§ Data supplied:
□ □ □ □

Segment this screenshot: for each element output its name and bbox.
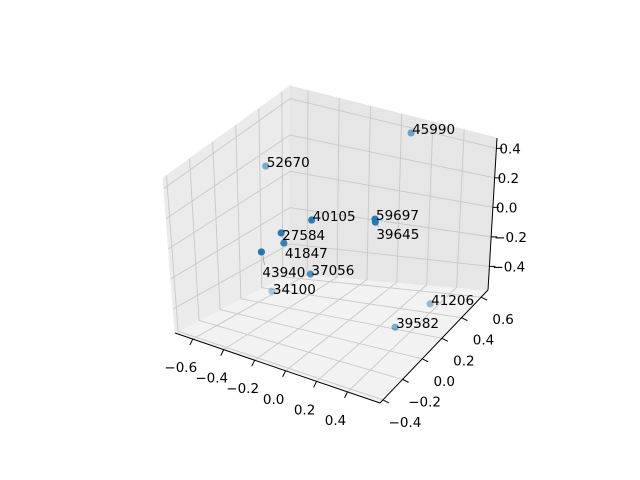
- y-gridline: [282, 276, 482, 298]
- x-tick-mark: [282, 370, 287, 377]
- z-gridline: [170, 207, 291, 280]
- x-gridline: [426, 121, 434, 285]
- y-gridline: [177, 330, 384, 401]
- y-tick-label: 0.0: [433, 374, 454, 390]
- y-tick-mark: [421, 358, 429, 363]
- y-tick-label: 0.6: [492, 312, 513, 328]
- y-axis-line: [379, 289, 489, 404]
- data-point: [277, 229, 285, 237]
- z-tick-label: 0.0: [496, 200, 517, 216]
- z-tick-label: 0.4: [499, 141, 520, 157]
- x-gridline: [456, 129, 465, 288]
- y-gridline: [261, 287, 462, 319]
- y-gridline: [219, 309, 423, 360]
- x-tick-label: 0.0: [263, 392, 284, 408]
- gridlines: [163, 90, 497, 401]
- data-points: [257, 129, 434, 331]
- z-gridline: [168, 170, 291, 250]
- tick-labels: −0.6−0.4−0.20.00.20.4 −0.4−0.20.00.20.40.…: [164, 141, 527, 431]
- z-tick-label: −0.2: [494, 230, 527, 246]
- y-tick-mark: [402, 378, 409, 383]
- x-tick-mark: [344, 391, 348, 399]
- x-tick-mark: [313, 381, 318, 388]
- z-tick-label: −0.4: [492, 259, 525, 275]
- x-gridline: [192, 274, 308, 340]
- y-tick-mark: [480, 296, 488, 301]
- y-tick-label: 0.4: [473, 333, 494, 349]
- data-point: [280, 239, 288, 247]
- data-point: [308, 216, 316, 224]
- x-gridline: [306, 90, 309, 275]
- x-gridline: [347, 286, 457, 393]
- z-tick-label: 0.2: [498, 171, 519, 187]
- data-point: [257, 248, 265, 256]
- x-gridline: [285, 281, 398, 372]
- y-gridline: [212, 142, 221, 310]
- y-gridline: [198, 320, 403, 380]
- z-gridline: [289, 170, 493, 208]
- y-gridline: [189, 158, 200, 321]
- z-gridline: [289, 98, 497, 149]
- point-label: 39645: [376, 227, 419, 243]
- point-label: 34100: [273, 282, 316, 298]
- point-label: 41206: [431, 293, 474, 309]
- point-labels: 45990 52670 59697 40105 39645 27584 41847 43940…: [262, 122, 474, 332]
- y-tick-label: −0.2: [408, 394, 441, 410]
- y-gridline: [258, 108, 263, 288]
- y-tick-label: 0.2: [453, 353, 474, 369]
- z-gridline: [165, 134, 291, 220]
- point-label: 27584: [282, 228, 325, 244]
- x-tick-label: −0.2: [226, 381, 259, 397]
- x-gridline: [223, 276, 338, 351]
- x-tick-mark: [220, 349, 225, 356]
- x-gridline: [316, 284, 428, 382]
- x-gridline: [366, 106, 371, 280]
- data-point: [371, 218, 379, 226]
- data-point: [268, 287, 276, 295]
- data-point: [407, 129, 415, 137]
- data-point: [391, 323, 399, 331]
- z-gridline: [172, 243, 291, 310]
- point-label: 52670: [267, 155, 310, 171]
- x-axis-line: [174, 332, 381, 404]
- axis-lines: [174, 137, 503, 404]
- point-label: 45990: [412, 122, 455, 138]
- x-tick-label: −0.4: [195, 371, 228, 387]
- x-tick-mark: [251, 359, 256, 367]
- point-label: 41847: [285, 246, 328, 262]
- y-tick-mark: [441, 337, 449, 342]
- data-point: [306, 270, 315, 278]
- x-gridline: [396, 114, 403, 283]
- point-label: 39582: [396, 316, 439, 332]
- point-label: 37056: [311, 263, 354, 279]
- z-gridline: [289, 243, 490, 267]
- point-label: 59697: [376, 208, 419, 224]
- z-gridline: [289, 134, 495, 179]
- x-tick-label: 0.2: [294, 402, 315, 418]
- y-tick-mark: [382, 399, 390, 404]
- x-tick-label: 0.4: [325, 413, 346, 429]
- y-gridline: [235, 125, 242, 299]
- z-gridline: [289, 207, 492, 238]
- point-label: 40105: [313, 209, 356, 225]
- y-gridline: [240, 298, 442, 339]
- y-gridline: [166, 175, 179, 332]
- x-gridline: [336, 98, 340, 278]
- x-gridline: [254, 279, 368, 361]
- z-axis-line: [487, 137, 498, 291]
- data-point: [262, 162, 270, 170]
- data-point: [426, 300, 434, 308]
- y-tick-mark: [461, 317, 468, 322]
- x-tick-label: −0.6: [164, 360, 197, 376]
- point-label: 43940: [262, 265, 305, 281]
- x-tick-mark: [189, 338, 194, 346]
- axes-panes: [162, 85, 498, 404]
- z-gridline: [163, 98, 291, 189]
- y-tick-label: −0.4: [389, 415, 422, 431]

□ □ □ □

§ What you have to do: Please reproduce the entries above with every "tick-mark" swapped for "tick" and everything else left as it is. Omit the pictures from your answer.

§ Exercise output:
Segment this screenshot: for each element output its name and bbox.
- y-gridline: [282, 276, 482, 298]
- x-tick: [282, 370, 287, 377]
- z-gridline: [170, 207, 291, 280]
- x-gridline: [426, 121, 434, 285]
- y-gridline: [177, 330, 384, 401]
- y-tick-label: 0.0: [433, 374, 454, 390]
- y-tick: [421, 358, 429, 363]
- y-tick-label: 0.6: [492, 312, 513, 328]
- y-axis-line: [379, 289, 489, 404]
- data-point: [277, 229, 285, 237]
- z-tick-label: 0.0: [496, 200, 517, 216]
- z-tick-label: 0.4: [499, 141, 520, 157]
- x-gridline: [456, 129, 465, 288]
- y-gridline: [261, 287, 462, 319]
- y-gridline: [219, 309, 423, 360]
- x-tick-label: 0.0: [263, 392, 284, 408]
- gridlines: [163, 90, 497, 401]
- data-points: [257, 129, 434, 331]
- z-gridline: [168, 170, 291, 250]
- tick-labels: −0.6−0.4−0.20.00.20.4 −0.4−0.20.00.20.40.…: [164, 141, 527, 431]
- z-tick-label: −0.2: [494, 230, 527, 246]
- y-tick: [402, 378, 409, 383]
- x-tick: [344, 391, 348, 399]
- x-tick: [313, 381, 318, 388]
- z-tick-label: −0.4: [492, 259, 525, 275]
- x-gridline: [192, 274, 308, 340]
- y-tick: [480, 296, 488, 301]
- y-tick-label: 0.4: [473, 333, 494, 349]
- data-point: [280, 239, 288, 247]
- data-point: [308, 216, 316, 224]
- x-gridline: [306, 90, 309, 275]
- x-gridline: [347, 286, 457, 393]
- z-tick-label: 0.2: [498, 171, 519, 187]
- data-point: [257, 248, 265, 256]
- x-gridline: [285, 281, 398, 372]
- y-gridline: [212, 142, 221, 310]
- y-gridline: [198, 320, 403, 380]
- z-gridline: [289, 170, 493, 208]
- y-gridline: [189, 158, 200, 321]
- z-gridline: [289, 98, 497, 149]
- point-label: 39645: [376, 227, 419, 243]
- point-label: 34100: [273, 282, 316, 298]
- point-label: 41206: [431, 293, 474, 309]
- point-labels: 45990 52670 59697 40105 39645 27584 41847 43940…: [262, 122, 474, 332]
- y-tick-label: −0.2: [408, 394, 441, 410]
- y-gridline: [258, 108, 263, 288]
- y-tick-label: 0.2: [453, 353, 474, 369]
- z-gridline: [165, 134, 291, 220]
- point-label: 27584: [282, 228, 325, 244]
- x-tick-label: −0.2: [226, 381, 259, 397]
- x-gridline: [223, 276, 338, 351]
- x-tick: [220, 349, 225, 356]
- x-gridline: [316, 284, 428, 382]
- x-gridline: [366, 106, 371, 280]
- data-point: [371, 218, 379, 226]
- data-point: [268, 287, 276, 295]
- data-point: [407, 129, 415, 137]
- data-point: [391, 323, 399, 331]
- z-gridline: [172, 243, 291, 310]
- point-label: 52670: [267, 155, 310, 171]
- x-axis-line: [174, 332, 381, 404]
- axis-lines: [174, 137, 503, 404]
- point-label: 45990: [412, 122, 455, 138]
- x-tick-label: −0.4: [195, 371, 228, 387]
- x-tick: [251, 359, 256, 367]
- point-label: 41847: [285, 246, 328, 262]
- y-tick: [441, 337, 449, 342]
- data-point: [306, 270, 315, 278]
- x-gridline: [396, 114, 403, 283]
- point-label: 39582: [396, 316, 439, 332]
- point-label: 37056: [311, 263, 354, 279]
- z-gridline: [289, 243, 490, 267]
- point-label: 59697: [376, 208, 419, 224]
- z-gridline: [289, 134, 495, 179]
- x-tick-label: 0.2: [294, 402, 315, 418]
- y-tick: [382, 399, 390, 404]
- x-tick-label: 0.4: [325, 413, 346, 429]
- y-gridline: [235, 125, 242, 299]
- z-gridline: [289, 207, 492, 238]
- point-label: 40105: [313, 209, 356, 225]
- y-gridline: [240, 298, 442, 339]
- y-gridline: [166, 175, 179, 332]
- x-gridline: [336, 98, 340, 278]
- x-gridline: [254, 279, 368, 361]
- z-axis-line: [487, 137, 498, 291]
- data-point: [262, 162, 270, 170]
- data-point: [426, 300, 434, 308]
- y-tick: [461, 317, 468, 322]
- x-tick-label: −0.6: [164, 360, 197, 376]
- point-label: 43940: [262, 265, 305, 281]
- x-tick: [189, 338, 194, 346]
- axes-panes: [162, 85, 498, 404]
- z-gridline: [163, 98, 291, 189]
- y-tick-label: −0.4: [389, 415, 422, 431]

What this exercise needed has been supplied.